───── DATASET EXTRACT

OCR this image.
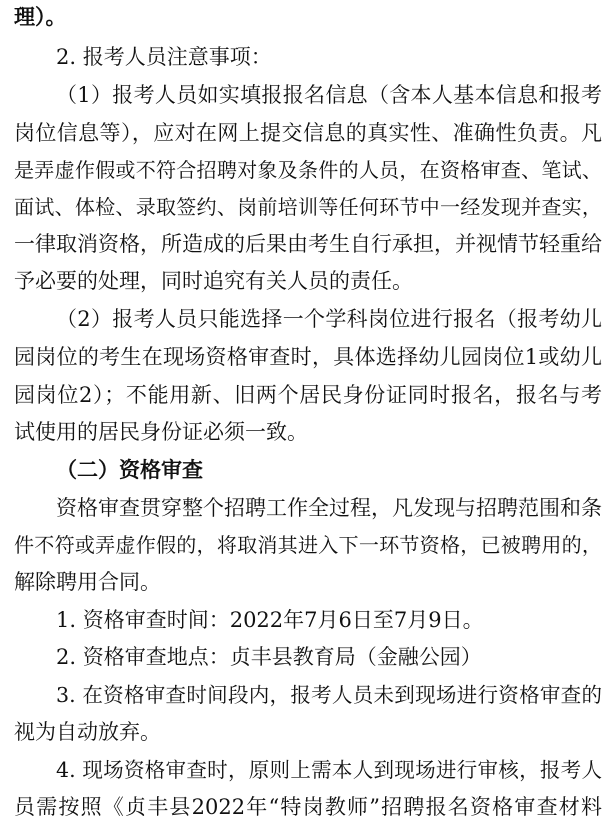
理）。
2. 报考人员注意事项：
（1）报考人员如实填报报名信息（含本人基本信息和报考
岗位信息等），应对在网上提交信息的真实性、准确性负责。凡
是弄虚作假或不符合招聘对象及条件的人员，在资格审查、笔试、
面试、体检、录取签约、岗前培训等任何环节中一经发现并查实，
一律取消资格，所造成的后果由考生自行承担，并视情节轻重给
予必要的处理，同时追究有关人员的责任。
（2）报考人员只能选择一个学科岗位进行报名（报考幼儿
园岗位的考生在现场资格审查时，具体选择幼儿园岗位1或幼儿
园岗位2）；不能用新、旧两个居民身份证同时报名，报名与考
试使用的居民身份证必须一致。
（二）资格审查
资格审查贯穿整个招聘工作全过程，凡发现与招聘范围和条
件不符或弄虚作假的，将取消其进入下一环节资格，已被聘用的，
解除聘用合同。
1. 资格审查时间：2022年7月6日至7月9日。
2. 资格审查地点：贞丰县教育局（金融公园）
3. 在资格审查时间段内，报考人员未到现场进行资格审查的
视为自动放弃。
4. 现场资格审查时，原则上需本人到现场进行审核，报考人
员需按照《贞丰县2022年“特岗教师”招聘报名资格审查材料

──────────

EXERCISE REQUIREMENTS: Write out every record above exactly as it stands, but leave out the pictures.

TASK SOLUTION:
OCR this image.
理）。
2. 报考人员注意事项：
（1）报考人员如实填报报名信息（含本人基本信息和报考
岗位信息等），应对在网上提交信息的真实性、准确性负责。凡
是弄虚作假或不符合招聘对象及条件的人员，在资格审查、笔试、
面试、体检、录取签约、岗前培训等任何环节中一经发现并查实，
一律取消资格，所造成的后果由考生自行承担，并视情节轻重给
予必要的处理，同时追究有关人员的责任。
（2）报考人员只能选择一个学科岗位进行报名（报考幼儿
园岗位的考生在现场资格审查时，具体选择幼儿园岗位1或幼儿
园岗位2）；不能用新、旧两个居民身份证同时报名，报名与考
试使用的居民身份证必须一致。
（二）资格审查
资格审查贯穿整个招聘工作全过程，凡发现与招聘范围和条
件不符或弄虚作假的，将取消其进入下一环节资格，已被聘用的，
解除聘用合同。
1. 资格审查时间：2022年7月6日至7月9日。
2. 资格审查地点：贞丰县教育局（金融公园）
3. 在资格审查时间段内，报考人员未到现场进行资格审查的
视为自动放弃。
4. 现场资格审查时，原则上需本人到现场进行审核，报考人
员需按照《贞丰县2022年“特岗教师”招聘报名资格审查材料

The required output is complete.